:: Supplied records ::

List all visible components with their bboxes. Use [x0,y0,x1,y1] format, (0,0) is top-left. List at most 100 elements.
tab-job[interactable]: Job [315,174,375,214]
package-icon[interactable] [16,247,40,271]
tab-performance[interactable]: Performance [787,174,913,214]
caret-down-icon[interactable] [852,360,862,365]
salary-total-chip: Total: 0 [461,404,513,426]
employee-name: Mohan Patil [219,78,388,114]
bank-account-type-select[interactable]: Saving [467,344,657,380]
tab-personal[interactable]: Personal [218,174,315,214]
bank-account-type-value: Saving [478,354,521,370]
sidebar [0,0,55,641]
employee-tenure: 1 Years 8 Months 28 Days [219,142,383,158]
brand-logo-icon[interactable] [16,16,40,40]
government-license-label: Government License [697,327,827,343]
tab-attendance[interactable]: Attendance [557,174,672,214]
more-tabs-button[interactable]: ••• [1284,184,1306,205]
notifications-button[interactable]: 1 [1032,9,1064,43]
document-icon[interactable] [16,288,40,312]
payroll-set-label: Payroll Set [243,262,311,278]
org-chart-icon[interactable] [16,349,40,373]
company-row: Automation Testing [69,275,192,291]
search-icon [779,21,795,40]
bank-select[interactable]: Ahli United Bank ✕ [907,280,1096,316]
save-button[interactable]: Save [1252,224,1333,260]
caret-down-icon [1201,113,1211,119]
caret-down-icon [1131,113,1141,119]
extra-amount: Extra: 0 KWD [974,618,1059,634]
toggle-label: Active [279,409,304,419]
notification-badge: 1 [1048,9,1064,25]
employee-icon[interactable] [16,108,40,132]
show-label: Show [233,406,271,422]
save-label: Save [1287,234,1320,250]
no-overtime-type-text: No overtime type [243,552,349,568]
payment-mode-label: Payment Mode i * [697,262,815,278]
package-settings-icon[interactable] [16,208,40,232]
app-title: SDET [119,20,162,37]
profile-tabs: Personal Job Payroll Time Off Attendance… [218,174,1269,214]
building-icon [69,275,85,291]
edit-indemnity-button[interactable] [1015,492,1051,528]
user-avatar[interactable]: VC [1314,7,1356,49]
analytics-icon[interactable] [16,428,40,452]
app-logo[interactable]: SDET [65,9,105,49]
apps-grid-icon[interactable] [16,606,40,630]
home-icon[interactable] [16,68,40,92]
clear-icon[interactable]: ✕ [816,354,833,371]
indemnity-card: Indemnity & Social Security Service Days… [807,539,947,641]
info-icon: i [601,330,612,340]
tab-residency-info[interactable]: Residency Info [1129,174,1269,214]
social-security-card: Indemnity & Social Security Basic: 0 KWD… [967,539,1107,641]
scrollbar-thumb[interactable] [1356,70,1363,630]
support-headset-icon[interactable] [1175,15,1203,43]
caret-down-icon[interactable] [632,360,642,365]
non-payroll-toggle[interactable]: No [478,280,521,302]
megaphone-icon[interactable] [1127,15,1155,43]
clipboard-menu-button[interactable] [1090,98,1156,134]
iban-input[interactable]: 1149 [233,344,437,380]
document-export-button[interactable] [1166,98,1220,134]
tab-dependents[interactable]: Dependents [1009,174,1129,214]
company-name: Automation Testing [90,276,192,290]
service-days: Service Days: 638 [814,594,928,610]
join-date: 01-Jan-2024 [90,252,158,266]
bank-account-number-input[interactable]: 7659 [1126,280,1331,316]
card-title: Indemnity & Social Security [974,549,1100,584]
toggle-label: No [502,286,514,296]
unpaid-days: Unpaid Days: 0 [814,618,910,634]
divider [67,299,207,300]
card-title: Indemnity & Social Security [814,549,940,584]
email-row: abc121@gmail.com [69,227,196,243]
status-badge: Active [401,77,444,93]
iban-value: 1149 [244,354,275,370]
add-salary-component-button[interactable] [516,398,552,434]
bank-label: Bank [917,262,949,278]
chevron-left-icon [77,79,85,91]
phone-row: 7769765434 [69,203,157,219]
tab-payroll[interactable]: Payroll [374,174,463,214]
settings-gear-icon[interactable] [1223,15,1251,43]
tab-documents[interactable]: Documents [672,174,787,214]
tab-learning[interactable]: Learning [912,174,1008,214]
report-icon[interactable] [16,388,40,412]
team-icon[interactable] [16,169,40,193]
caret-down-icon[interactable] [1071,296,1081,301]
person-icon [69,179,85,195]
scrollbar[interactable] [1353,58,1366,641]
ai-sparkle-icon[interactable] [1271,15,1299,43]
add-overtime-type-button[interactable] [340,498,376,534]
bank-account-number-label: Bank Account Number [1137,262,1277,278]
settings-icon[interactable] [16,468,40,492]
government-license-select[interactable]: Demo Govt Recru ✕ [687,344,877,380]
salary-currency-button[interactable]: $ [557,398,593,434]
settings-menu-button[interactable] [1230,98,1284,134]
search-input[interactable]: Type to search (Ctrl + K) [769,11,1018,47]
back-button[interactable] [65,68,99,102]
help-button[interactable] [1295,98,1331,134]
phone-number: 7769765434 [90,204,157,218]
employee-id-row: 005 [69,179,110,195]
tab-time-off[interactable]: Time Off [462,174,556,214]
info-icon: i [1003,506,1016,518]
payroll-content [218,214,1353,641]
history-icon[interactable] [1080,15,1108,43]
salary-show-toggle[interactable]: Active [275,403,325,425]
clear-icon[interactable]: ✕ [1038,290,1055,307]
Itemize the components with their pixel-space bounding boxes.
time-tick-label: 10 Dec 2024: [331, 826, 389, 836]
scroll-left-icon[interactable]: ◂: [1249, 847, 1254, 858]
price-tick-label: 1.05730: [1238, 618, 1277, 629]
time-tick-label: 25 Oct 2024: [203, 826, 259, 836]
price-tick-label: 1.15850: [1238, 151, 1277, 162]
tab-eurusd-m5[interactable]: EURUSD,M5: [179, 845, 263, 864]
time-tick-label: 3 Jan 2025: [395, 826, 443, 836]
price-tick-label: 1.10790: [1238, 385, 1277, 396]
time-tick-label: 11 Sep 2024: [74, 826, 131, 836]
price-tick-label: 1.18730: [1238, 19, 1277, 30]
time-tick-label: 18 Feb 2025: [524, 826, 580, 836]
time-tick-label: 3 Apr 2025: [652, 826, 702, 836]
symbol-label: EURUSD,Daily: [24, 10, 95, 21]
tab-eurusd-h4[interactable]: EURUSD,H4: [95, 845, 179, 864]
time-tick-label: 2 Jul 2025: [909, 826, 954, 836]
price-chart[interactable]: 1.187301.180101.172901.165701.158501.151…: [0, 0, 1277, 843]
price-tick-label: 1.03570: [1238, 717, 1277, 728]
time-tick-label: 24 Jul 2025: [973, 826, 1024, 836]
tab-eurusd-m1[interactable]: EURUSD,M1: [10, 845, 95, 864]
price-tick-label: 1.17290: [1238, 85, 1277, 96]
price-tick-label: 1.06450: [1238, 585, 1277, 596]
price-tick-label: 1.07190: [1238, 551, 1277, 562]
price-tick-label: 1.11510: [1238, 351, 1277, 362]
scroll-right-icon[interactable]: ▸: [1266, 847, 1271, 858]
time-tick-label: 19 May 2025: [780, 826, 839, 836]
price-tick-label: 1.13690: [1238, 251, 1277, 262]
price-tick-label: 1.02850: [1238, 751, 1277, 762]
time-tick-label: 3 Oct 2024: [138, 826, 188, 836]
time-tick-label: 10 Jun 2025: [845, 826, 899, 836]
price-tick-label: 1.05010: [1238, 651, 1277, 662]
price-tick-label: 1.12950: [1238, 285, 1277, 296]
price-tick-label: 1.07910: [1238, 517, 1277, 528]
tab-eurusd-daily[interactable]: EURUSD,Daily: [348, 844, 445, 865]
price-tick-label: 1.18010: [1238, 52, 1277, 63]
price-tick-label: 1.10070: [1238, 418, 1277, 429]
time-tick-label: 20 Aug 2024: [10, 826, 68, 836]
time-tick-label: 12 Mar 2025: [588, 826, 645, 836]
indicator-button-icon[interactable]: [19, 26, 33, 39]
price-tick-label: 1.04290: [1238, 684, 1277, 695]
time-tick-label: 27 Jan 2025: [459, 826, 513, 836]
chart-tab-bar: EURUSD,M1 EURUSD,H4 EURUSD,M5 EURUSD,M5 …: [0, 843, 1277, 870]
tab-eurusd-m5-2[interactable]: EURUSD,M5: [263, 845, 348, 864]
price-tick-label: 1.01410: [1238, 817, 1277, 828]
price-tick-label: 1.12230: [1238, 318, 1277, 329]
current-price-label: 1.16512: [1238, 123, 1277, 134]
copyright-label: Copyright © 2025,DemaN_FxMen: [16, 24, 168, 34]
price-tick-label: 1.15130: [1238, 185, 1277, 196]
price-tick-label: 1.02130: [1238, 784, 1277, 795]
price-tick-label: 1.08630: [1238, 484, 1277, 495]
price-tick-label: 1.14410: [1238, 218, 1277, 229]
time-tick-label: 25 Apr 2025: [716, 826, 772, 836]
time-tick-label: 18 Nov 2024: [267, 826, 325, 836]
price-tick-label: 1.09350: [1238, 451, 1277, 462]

:::

Task to complete:
Copy everything from the first of the rows above down to the line containing "brand-logo-icon[interactable] [16,16,40,40]", both ends included.

Answer below:
List all visible components with their bboxes. Use [x0,y0,x1,y1] format, (0,0) is top-left. List at most 100 elements.
tab-job[interactable]: Job [315,174,375,214]
package-icon[interactable] [16,247,40,271]
tab-performance[interactable]: Performance [787,174,913,214]
caret-down-icon[interactable] [852,360,862,365]
salary-total-chip: Total: 0 [461,404,513,426]
employee-name: Mohan Patil [219,78,388,114]
bank-account-type-select[interactable]: Saving [467,344,657,380]
tab-personal[interactable]: Personal [218,174,315,214]
bank-account-type-value: Saving [478,354,521,370]
sidebar [0,0,55,641]
employee-tenure: 1 Years 8 Months 28 Days [219,142,383,158]
brand-logo-icon[interactable] [16,16,40,40]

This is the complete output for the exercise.